Compiti da svolgere.
a: Riassumi in due frasi l'articolo su Marta Cartabia e il Quirinale.
b: Rispondi a queste domande sull'articolo su Marta Cartabia:
(i) Chi le ha ceduto la parola martedì mattina?
(ii) Quale carica ha ricoperto in passato, secondo l'articolo?
(iii) Chi viene definito "candidato naturale"?

Testo fornito.

□ □ □

Il retroscena

Il metodo Cartabia: passo felpato e nessun sconquasso. Così guarda al Quirinale

Finora ha usato la regola del compromesso per non avere contrasti. Un consenso ampio che potrebbe portarla al Colle

Valerio Valentini

La Guardasigilli alle prese con la difficile mediazione tra i giustizialisti del M5s e gli iper garantisti di Forza Italia. Una cautela che fa sussurrare la maggioranza: la ministra vuole succedere a Mattarella?

C’è chi dice che non ci sia alcun retropensiero, e che la sua cautela sia dettata unicamente, come spiega il dem Walter Verini, “dalla necessità di destreggiasi tra due opposti estremismi, quello del giustizialismo populista e del garantismo peloso, per fare finalmente le riforme sospese da vent’anni”.

E però martedì mattina, quando Federico D’Incà le ha ceduto la parola sperando che fosse lei, la diretta interessata, a porre fine alla baruffa in atto dentro la maggioranza, pare sia rimasto sorpreso nel vederla così risoluta nel non decidere, nel rinviare, nel non scontentare nessuno. E insomma tra le malizie del Transatlantico, ce n’è una che comincia a essere ricorrente: e cioè che il passo felpato di Marta Cartabia, ministra della Giustizia d’assoluta autorevolezza, sia funzionale a non compromettere l’eventualità di un’apoteosi al Quirinale, all’inizio del 2022

 
Del resto un’ex presidente della Consulta  avrebbe tutti i requisiti per succedere a quel Sergio Mattarella che di lei dice ogni bene, pare insomma quasi cullarne le ambizioni più indicibili, tanto più che una donna a capo dello stato, di questi tempi, sarebbe forse l’eredità più rilucente che il presidente della Repubblica, entrato ormai nel suo ultimo scorcio di settennato (a meno di una non improbabile rielezione a tempo), potrebbe rivendicare. Certo, c’è Mario Draghi: candidato naturale.

□ □ □

Estratto dei dati.
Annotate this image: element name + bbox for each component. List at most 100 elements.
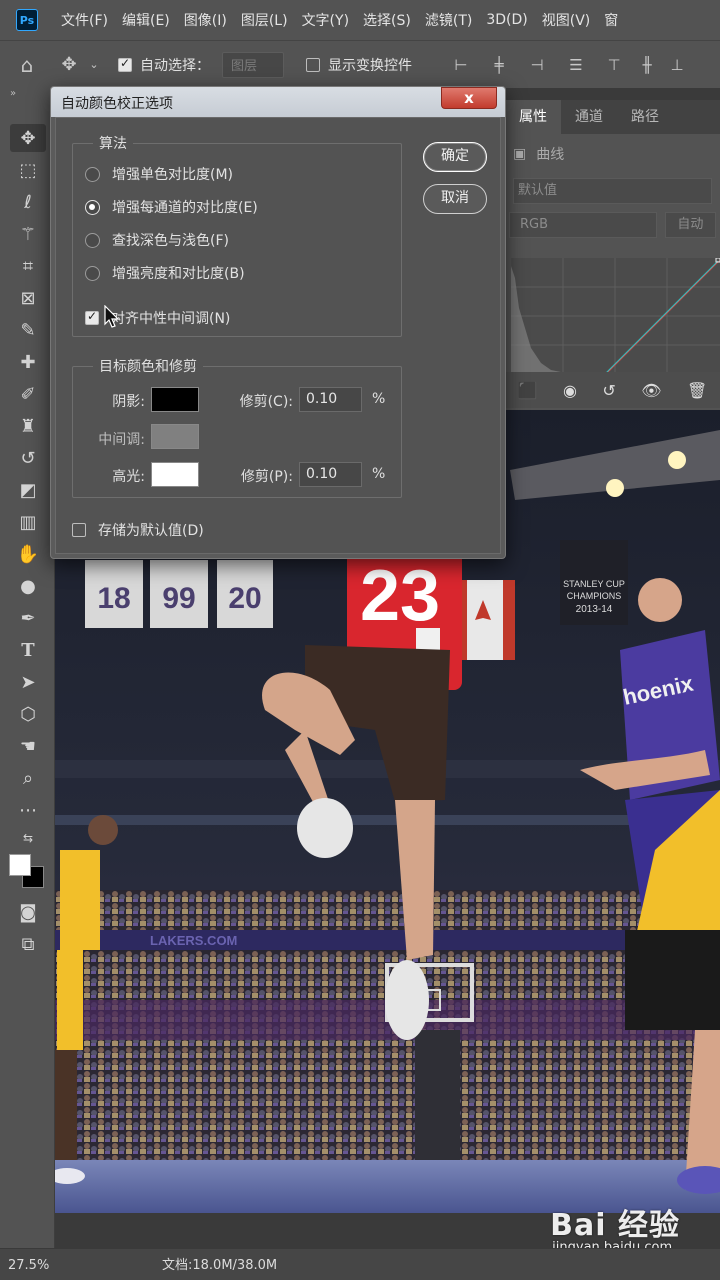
auto-select-checkbox[interactable] [118,56,132,72]
curves-adjustment-icon: ▣ [513,146,527,162]
properties-panel: 属性 通道 路径 ▣ 曲线 默认值 RGB 自动 ⬛ ◉ ↺ 👁 🗑 [505,100,720,410]
radio-button[interactable] [85,265,100,281]
zoom-tool-icon[interactable]: ⌕ [10,764,46,792]
menu-3d[interactable]: 3D(D) [479,12,534,28]
algorithms-title: 算法 [93,133,133,153]
move-tool-icon[interactable]: ✥ [10,124,46,152]
history-brush-icon[interactable]: ↺ [10,444,46,472]
banner-number-2: 99 [162,582,195,615]
algorithm-option-4[interactable]: 增强亮度和对比度(B) [85,263,245,283]
show-transform-checkbox[interactable] [306,57,320,72]
swap-colors-icon[interactable]: ⇆ [10,824,46,852]
eraser-icon[interactable]: ◩ [10,476,46,504]
eyedropper-icon[interactable]: ✎ [10,316,46,344]
move-tool-icon[interactable]: ✥ [54,54,84,75]
ok-button[interactable]: 确定 [423,142,487,172]
save-default-option[interactable]: 存储为默认值(D) [72,520,204,540]
type-tool-icon[interactable]: T [10,636,46,664]
lakers-board-text: LAKERS.COM [150,933,237,948]
menu-select[interactable]: 选择(S) [356,10,418,30]
midtones-color-swatch[interactable] [151,424,199,449]
channel-dropdown[interactable]: RGB [509,212,657,238]
tab-channels[interactable]: 通道 [561,100,617,134]
save-default-checkbox[interactable] [72,523,86,537]
foreground-color-swatch[interactable] [9,854,31,876]
menu-layer[interactable]: 图层(L) [234,10,295,30]
align-bottom-icon[interactable]: ⊥ [662,56,692,74]
radio-button-selected[interactable] [85,199,100,215]
highlights-color-swatch[interactable] [151,462,199,487]
menu-edit[interactable]: 编辑(E) [115,10,177,30]
gradient-tool-icon[interactable]: ▥ [10,508,46,536]
dodge-tool-icon[interactable]: ● [10,572,46,600]
algorithm-option-3[interactable]: 查找深色与浅色(F) [85,230,229,250]
menu-image[interactable]: 图像(I) [177,10,234,30]
algorithm-label-2: 增强每通道的对比度(E) [112,200,258,216]
options-bar: ⌂ ✥ ⌄ 自动选择： 图层 显示变换控件 ⊢ ╪ ⊣ ☰ ⊤ ╫ ⊥ [0,40,720,88]
radio-button[interactable] [85,232,100,248]
collapse-icon[interactable]: » [10,88,16,99]
highlights-clip-label: 修剪(P): [240,469,293,485]
frame-tool-icon[interactable]: ⊠ [10,284,46,312]
algorithm-label-3: 查找深色与浅色(F) [112,233,229,249]
menu-file[interactable]: 文件(F) [54,10,115,30]
adjustment-header: ▣ 曲线 [505,134,720,174]
align-distribute-icon[interactable]: ☰ [556,56,596,74]
tab-properties[interactable]: 属性 [505,100,561,134]
align-middle-icon[interactable]: ╫ [632,56,662,74]
snap-neutral-checkbox[interactable] [85,309,99,325]
crop-tool-icon[interactable]: ⌗ [10,252,46,280]
trash-icon[interactable]: 🗑 [687,381,707,400]
panel-tabs: 属性 通道 路径 [505,100,720,134]
pen-tool-icon[interactable]: ✒ [10,604,46,632]
shape-tool-icon[interactable]: ⬡ [10,700,46,728]
visibility-icon[interactable]: 👁 [641,381,661,400]
cancel-button[interactable]: 取消 [423,184,487,214]
stamp-tool-icon[interactable]: ♜ [10,412,46,440]
align-center-icon[interactable]: ╪ [480,56,518,74]
view-previous-icon[interactable]: ◉ [563,381,577,400]
magic-wand-icon[interactable]: ⚚ [10,220,46,248]
quick-mask-icon[interactable]: ◙ [10,898,46,926]
status-bar: 27.5% 文档:18.0M/38.0M [0,1248,720,1280]
algorithm-option-2[interactable]: 增强每通道的对比度(E) [85,197,258,217]
clip-layer-icon[interactable]: ⬛ [518,381,538,400]
zoom-level[interactable]: 27.5% [8,1256,56,1276]
menu-window[interactable]: 窗 [597,10,625,30]
path-select-icon[interactable]: ➤ [10,668,46,696]
align-left-icon[interactable]: ⊢ [442,56,480,74]
hand-tool-icon[interactable]: ☚ [10,732,46,760]
lasso-tool-icon[interactable]: ℓ [10,188,46,216]
radio-button[interactable] [85,166,100,182]
healing-brush-icon[interactable]: ✚ [10,348,46,376]
algorithms-group: 算法 增强单色对比度(M) 增强每通道的对比度(E) 查找深色与浅色(F) 增强… [72,133,402,337]
curves-graph[interactable] [511,258,720,374]
champions-banner: STANLEY CUP CHAMPIONS 2013-14 [560,540,628,625]
menu-view[interactable]: 视图(V) [535,10,598,30]
screen-mode-icon[interactable]: ⧉ [10,930,46,958]
auto-button[interactable]: 自动 [664,212,716,238]
menu-type[interactable]: 文字(Y) [295,10,356,30]
blur-tool-icon[interactable]: ✋ [10,540,46,568]
panel-actions: ⬛ ◉ ↺ 👁 🗑 [505,372,720,408]
menu-filter[interactable]: 滤镜(T) [418,10,479,30]
show-transform-label: 显示变换控件 [328,57,412,74]
marquee-tool-icon[interactable]: ⬚ [10,156,46,184]
shadows-color-swatch[interactable] [151,387,199,412]
home-icon[interactable]: ⌂ [0,53,54,77]
chevron-down-icon[interactable]: ⌄ [84,58,104,71]
auto-select-target-dropdown[interactable]: 图层 [222,51,284,78]
reset-icon[interactable]: ↺ [602,381,615,400]
algorithm-option-1[interactable]: 增强单色对比度(M) [85,164,233,184]
close-button[interactable]: x [441,87,497,109]
preset-dropdown[interactable]: 默认值 [513,178,712,204]
align-top-icon[interactable]: ⊤ [596,56,632,74]
document-info[interactable]: 文档:18.0M/38.0M [162,1256,277,1276]
more-tools-icon[interactable]: ⋯ [10,796,46,824]
shadows-clip-input[interactable]: 0.10 [299,387,362,412]
tab-paths[interactable]: 路径 [617,100,673,134]
brush-tool-icon[interactable]: ✐ [10,380,46,408]
highlights-clip-input[interactable]: 0.10 [299,462,362,487]
dialog-titlebar[interactable]: 自动颜色校正选项 x [51,87,505,117]
align-right-icon[interactable]: ⊣ [518,56,556,74]
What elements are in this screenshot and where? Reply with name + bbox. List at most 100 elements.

□ □ □

Soluzioni dei compiti.
a: La ministra della Giustizia Marta Cartabia media tra i giustizialisti del M5s e gli iper garantisti di Forza Italia con una cautela che, secondo alcuni, nasce solo dalla necessità di fare riforme sospese da vent'anni. Nel Transatlantico circola però il sospetto che il suo passo felpato serva a non compromettere una possibile elezione al Quirinale all'inizio del 2022, carica per cui, da ex presidente della Consulta, avrebbe tutti i requisiti.

b:
(i) Federico D'Incà.
(ii) Presidente della Consulta.
(iii) Mario Draghi.